# [Chart and figure data]
-- -- --

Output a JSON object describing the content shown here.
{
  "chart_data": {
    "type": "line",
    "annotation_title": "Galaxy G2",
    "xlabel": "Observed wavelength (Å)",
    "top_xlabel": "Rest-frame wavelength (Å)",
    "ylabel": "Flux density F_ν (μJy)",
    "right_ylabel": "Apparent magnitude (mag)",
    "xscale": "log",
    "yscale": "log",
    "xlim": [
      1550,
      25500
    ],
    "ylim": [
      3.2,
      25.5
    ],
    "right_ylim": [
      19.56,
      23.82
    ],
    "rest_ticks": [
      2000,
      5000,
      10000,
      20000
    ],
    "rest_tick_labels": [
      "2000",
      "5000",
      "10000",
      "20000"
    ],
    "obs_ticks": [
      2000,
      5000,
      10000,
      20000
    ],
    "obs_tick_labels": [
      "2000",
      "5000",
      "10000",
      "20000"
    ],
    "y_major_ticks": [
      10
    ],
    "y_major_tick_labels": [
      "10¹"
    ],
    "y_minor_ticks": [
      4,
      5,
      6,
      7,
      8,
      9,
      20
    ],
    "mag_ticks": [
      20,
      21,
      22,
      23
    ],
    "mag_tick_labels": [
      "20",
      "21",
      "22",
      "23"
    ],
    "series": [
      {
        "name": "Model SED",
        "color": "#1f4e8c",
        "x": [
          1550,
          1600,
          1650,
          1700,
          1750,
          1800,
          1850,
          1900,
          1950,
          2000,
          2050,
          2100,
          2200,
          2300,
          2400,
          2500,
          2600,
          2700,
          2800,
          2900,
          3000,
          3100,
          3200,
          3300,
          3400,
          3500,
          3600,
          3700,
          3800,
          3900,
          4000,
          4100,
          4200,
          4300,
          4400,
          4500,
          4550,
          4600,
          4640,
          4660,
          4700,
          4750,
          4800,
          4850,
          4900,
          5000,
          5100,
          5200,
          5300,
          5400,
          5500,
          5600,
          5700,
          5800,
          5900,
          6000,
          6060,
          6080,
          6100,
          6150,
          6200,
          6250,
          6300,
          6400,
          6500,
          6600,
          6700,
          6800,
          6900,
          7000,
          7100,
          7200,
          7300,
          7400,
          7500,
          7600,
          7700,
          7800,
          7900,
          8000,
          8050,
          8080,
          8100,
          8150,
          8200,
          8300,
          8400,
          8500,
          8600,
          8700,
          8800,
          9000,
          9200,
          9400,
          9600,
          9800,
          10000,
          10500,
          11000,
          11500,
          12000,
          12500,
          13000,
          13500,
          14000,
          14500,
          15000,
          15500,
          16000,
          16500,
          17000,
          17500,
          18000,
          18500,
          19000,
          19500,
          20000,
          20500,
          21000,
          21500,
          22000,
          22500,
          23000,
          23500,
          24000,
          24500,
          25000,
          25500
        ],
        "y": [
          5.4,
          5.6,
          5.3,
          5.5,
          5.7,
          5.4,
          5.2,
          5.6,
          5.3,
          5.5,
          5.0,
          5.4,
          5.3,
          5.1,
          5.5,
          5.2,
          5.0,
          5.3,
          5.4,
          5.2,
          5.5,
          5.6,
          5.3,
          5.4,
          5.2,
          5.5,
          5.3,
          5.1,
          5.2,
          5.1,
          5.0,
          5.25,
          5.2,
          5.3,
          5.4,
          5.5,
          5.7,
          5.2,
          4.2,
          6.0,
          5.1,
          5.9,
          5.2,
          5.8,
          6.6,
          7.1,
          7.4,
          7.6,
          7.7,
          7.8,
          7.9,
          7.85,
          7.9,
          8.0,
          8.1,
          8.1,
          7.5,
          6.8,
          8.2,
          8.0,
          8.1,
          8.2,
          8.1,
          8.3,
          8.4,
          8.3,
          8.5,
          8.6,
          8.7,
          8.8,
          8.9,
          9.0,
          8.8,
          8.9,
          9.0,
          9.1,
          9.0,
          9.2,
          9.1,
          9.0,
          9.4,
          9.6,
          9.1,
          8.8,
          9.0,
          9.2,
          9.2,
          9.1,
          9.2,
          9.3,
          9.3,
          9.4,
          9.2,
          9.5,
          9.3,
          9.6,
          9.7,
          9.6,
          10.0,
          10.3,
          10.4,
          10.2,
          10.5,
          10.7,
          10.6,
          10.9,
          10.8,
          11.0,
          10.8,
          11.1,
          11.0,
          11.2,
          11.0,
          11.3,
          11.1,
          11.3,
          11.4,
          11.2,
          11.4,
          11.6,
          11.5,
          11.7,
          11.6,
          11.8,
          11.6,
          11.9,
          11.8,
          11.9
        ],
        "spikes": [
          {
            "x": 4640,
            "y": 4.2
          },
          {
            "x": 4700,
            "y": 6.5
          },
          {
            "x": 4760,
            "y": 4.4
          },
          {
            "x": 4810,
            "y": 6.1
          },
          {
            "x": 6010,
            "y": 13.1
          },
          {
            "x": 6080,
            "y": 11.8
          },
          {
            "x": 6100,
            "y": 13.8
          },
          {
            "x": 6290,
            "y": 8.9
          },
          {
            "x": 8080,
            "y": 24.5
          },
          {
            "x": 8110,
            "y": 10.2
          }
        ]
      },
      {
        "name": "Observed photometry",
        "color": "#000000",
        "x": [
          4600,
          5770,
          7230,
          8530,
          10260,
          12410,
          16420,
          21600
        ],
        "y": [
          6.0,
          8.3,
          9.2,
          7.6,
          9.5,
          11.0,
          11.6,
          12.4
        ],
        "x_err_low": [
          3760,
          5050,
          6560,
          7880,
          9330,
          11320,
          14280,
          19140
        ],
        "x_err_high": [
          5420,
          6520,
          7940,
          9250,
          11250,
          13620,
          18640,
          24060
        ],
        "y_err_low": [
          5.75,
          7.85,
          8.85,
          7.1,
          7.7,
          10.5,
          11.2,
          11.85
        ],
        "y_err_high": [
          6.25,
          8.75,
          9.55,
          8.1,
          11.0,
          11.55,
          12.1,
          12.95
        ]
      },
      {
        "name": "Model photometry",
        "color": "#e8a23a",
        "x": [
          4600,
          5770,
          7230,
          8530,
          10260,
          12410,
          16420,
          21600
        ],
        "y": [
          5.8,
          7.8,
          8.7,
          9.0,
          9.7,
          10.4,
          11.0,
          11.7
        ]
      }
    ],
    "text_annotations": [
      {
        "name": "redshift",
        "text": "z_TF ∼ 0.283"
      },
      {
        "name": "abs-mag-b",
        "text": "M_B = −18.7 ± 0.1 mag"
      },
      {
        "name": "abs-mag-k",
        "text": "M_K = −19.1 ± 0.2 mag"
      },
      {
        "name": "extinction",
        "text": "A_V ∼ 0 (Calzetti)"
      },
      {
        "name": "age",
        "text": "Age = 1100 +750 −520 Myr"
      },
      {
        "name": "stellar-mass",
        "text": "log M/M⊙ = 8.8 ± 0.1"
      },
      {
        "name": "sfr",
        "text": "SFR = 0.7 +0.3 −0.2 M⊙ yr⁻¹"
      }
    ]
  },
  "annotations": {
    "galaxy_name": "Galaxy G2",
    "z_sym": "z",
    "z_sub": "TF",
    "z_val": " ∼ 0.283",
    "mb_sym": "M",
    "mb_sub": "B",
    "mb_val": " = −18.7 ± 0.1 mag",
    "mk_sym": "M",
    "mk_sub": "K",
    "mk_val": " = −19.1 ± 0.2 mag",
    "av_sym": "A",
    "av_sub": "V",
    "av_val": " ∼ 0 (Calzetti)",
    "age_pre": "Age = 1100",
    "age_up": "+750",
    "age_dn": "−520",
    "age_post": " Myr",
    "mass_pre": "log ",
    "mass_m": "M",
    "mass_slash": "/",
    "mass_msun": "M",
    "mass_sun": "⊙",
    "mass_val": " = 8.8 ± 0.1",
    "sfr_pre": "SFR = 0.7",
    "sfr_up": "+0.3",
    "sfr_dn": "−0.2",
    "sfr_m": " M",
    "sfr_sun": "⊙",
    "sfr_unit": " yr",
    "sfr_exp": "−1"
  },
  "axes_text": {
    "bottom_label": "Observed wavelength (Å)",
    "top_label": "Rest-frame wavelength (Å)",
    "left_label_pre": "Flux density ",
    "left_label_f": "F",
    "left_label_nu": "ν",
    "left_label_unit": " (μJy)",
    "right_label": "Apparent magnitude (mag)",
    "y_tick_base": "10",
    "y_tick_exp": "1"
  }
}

-- -- --

# [Required work]
Using the material above, gather every line that includes "magnitude".

# [Written reply]
    "right_ylabel": "Apparent magnitude (mag)",
    "right_label": "Apparent magnitude (mag)",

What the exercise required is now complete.